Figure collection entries
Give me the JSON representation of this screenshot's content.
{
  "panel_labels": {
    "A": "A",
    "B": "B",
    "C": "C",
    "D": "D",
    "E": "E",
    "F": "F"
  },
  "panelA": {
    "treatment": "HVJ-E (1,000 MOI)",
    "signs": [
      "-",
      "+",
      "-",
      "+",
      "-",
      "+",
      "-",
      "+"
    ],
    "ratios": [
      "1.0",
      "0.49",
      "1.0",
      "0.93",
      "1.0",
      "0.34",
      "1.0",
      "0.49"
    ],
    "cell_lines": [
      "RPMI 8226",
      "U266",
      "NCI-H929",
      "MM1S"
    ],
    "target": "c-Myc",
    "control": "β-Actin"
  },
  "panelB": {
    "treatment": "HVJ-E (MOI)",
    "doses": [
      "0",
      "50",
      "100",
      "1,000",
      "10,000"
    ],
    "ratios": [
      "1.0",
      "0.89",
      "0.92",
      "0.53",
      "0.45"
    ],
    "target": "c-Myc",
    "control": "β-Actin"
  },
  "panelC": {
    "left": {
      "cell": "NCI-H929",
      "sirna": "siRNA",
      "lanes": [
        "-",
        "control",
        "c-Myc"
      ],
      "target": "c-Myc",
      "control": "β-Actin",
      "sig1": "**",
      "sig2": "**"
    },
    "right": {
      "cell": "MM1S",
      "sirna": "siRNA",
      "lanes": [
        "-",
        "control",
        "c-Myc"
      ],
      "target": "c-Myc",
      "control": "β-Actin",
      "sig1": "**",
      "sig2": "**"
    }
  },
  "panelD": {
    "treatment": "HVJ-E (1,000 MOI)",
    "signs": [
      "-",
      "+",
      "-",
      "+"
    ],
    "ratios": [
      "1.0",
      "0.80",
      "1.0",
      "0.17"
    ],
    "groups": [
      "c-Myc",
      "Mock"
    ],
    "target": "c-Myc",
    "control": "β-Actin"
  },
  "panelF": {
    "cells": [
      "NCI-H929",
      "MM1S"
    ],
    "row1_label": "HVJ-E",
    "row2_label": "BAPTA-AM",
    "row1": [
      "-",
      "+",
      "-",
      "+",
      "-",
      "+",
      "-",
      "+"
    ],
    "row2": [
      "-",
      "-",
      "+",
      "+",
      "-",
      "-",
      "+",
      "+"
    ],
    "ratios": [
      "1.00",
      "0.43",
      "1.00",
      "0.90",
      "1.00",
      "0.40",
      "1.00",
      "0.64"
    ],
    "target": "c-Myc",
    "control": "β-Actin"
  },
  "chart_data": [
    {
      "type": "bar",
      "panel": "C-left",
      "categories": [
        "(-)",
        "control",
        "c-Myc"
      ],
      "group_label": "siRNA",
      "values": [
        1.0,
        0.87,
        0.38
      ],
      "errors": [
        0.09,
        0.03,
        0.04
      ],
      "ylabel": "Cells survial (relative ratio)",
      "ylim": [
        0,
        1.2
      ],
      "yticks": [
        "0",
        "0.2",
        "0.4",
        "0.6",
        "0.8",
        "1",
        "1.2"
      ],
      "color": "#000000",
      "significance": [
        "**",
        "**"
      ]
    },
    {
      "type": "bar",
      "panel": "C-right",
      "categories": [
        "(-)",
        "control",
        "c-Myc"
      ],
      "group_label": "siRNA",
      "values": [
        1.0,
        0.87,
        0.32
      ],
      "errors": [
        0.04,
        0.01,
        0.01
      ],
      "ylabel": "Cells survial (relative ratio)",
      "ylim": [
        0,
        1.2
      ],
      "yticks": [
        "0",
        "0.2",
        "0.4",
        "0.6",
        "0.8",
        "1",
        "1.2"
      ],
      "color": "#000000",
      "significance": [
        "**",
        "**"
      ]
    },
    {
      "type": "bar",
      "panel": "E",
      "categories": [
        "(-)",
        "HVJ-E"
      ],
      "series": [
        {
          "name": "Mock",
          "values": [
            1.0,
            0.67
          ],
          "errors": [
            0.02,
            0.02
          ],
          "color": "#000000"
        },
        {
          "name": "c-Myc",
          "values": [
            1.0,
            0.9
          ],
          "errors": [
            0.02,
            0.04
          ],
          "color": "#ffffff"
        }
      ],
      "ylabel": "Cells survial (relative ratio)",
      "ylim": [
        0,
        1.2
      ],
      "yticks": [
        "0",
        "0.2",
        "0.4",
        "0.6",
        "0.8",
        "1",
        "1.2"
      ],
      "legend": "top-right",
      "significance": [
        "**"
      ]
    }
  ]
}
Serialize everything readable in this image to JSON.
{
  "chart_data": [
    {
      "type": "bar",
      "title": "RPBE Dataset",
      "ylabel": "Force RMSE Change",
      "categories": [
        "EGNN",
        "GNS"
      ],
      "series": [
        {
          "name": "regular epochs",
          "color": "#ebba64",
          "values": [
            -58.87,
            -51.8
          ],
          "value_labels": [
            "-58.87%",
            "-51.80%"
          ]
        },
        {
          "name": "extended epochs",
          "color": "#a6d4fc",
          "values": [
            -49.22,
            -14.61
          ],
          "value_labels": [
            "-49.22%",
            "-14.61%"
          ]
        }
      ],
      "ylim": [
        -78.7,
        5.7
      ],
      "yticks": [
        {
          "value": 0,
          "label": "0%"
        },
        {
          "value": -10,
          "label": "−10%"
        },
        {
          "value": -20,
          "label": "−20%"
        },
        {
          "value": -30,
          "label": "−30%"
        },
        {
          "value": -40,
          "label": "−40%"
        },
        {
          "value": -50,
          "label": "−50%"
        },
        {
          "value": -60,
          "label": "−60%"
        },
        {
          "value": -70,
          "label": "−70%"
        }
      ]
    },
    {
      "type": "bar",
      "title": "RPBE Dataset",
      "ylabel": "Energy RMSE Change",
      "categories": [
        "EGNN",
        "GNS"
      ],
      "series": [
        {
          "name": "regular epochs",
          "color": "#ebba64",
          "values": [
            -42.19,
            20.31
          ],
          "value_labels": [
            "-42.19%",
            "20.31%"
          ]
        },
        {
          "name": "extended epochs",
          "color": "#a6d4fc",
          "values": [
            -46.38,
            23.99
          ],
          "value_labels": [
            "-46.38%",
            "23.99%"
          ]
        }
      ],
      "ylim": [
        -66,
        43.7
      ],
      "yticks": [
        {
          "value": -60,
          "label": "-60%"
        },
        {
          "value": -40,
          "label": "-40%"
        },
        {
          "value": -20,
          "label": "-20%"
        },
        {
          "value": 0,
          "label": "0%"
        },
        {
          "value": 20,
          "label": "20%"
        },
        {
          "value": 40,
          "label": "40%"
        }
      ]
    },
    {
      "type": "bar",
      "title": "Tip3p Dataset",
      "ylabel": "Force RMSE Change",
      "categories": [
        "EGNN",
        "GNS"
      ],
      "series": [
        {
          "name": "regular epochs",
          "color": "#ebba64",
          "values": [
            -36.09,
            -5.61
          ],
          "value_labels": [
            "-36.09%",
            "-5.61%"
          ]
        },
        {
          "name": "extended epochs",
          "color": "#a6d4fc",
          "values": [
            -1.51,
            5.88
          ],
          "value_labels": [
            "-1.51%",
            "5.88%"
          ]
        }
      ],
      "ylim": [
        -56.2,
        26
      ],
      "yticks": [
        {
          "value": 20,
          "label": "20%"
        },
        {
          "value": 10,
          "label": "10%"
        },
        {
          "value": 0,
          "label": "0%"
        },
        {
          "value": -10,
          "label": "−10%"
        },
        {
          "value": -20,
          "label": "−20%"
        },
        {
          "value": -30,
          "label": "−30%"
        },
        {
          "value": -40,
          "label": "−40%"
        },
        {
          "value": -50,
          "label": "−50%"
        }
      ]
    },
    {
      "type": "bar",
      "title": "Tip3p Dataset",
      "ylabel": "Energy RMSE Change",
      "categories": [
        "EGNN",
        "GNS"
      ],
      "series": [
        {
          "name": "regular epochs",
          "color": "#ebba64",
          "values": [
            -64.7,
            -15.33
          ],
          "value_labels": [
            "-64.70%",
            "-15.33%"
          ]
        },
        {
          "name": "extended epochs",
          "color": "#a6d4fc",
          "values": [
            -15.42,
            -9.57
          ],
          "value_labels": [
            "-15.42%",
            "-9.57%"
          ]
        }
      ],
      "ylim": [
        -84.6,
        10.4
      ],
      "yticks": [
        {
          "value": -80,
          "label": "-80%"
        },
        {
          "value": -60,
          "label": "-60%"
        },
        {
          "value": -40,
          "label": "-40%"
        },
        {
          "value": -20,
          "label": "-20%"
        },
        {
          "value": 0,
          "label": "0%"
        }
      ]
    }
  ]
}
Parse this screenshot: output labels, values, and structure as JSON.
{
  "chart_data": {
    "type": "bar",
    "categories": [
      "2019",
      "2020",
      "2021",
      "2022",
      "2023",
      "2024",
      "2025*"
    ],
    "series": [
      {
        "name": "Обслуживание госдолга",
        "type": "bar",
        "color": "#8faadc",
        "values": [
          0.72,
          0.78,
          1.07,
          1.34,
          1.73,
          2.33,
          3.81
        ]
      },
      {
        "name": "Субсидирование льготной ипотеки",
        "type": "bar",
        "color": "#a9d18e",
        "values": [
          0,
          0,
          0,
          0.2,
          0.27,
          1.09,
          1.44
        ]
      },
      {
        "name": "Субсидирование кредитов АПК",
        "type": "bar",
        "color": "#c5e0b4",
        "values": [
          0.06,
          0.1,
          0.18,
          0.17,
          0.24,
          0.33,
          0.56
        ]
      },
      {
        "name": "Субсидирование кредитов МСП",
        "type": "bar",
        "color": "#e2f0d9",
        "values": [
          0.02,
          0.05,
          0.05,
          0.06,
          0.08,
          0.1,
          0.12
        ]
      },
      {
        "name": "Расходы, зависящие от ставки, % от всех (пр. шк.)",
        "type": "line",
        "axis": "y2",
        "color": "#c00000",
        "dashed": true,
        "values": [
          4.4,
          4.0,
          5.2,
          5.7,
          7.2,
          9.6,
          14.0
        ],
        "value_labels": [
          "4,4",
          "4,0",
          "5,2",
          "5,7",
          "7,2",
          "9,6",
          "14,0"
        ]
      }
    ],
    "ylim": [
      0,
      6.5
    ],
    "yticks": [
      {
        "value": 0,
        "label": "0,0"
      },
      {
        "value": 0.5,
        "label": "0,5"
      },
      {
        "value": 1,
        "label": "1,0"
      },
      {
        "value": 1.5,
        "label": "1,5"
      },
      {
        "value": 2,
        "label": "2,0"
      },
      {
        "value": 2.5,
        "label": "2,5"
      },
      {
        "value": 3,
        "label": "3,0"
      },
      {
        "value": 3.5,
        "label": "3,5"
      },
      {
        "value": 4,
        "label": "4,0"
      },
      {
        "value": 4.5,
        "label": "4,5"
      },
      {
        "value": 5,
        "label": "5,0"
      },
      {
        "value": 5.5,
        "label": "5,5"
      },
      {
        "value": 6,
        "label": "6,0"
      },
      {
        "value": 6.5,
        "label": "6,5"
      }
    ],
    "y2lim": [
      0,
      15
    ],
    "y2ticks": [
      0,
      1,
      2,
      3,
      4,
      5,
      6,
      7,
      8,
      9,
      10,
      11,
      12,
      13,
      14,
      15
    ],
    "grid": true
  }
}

# GIVEN PROBLEM:
Scan the material above for the word "Субсидирование". Copy each line where it occurs.

# ANSWER TO THE EXERCISE:
        "name": "Субсидирование льготной ипотеки",
        "name": "Субсидирование кредитов АПК",
        "name": "Субсидирование кредитов МСП",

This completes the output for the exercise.